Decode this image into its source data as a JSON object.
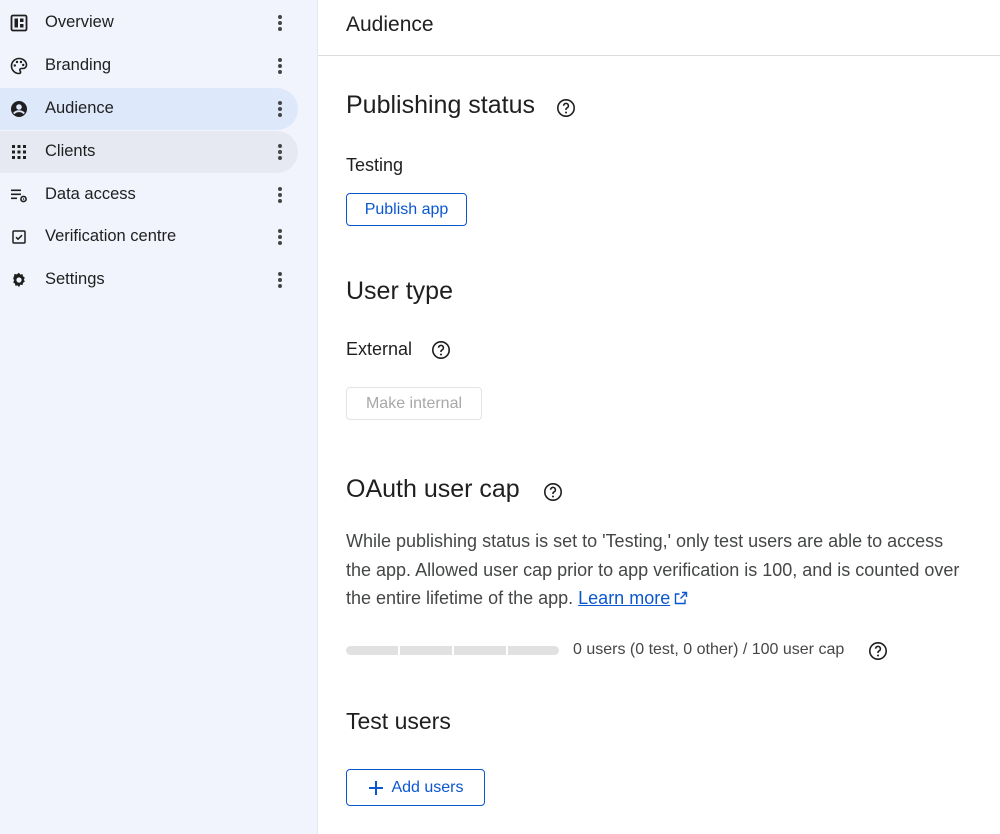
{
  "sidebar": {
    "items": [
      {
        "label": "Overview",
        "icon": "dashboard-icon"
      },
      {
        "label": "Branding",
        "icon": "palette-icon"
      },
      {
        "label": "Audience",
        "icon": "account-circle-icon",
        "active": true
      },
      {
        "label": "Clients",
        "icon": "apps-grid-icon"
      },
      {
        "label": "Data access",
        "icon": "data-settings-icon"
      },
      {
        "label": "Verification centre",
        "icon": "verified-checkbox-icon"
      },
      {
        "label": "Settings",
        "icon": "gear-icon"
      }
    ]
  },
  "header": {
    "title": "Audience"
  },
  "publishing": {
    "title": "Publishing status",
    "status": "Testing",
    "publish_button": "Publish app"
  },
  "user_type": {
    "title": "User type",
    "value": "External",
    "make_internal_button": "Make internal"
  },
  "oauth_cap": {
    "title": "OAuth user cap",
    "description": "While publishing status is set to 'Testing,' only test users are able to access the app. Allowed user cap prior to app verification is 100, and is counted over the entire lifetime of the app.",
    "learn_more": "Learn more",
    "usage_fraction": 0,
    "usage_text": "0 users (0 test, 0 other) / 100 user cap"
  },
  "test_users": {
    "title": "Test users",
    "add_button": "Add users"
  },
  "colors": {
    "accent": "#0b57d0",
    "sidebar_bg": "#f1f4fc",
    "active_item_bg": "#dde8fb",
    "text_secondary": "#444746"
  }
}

— TASK STATEMENT —
Copy each line in the data that holds the word "status".

— SOLUTION TO THE PROBLEM —
    "title": "Publishing status",
    "status": "Testing",
    "description": "While publishing status is set to 'Testing,' only test users are able to access the app. Allowed user cap prior to app verification is 100, and is counted over the entire lifetime of the app.",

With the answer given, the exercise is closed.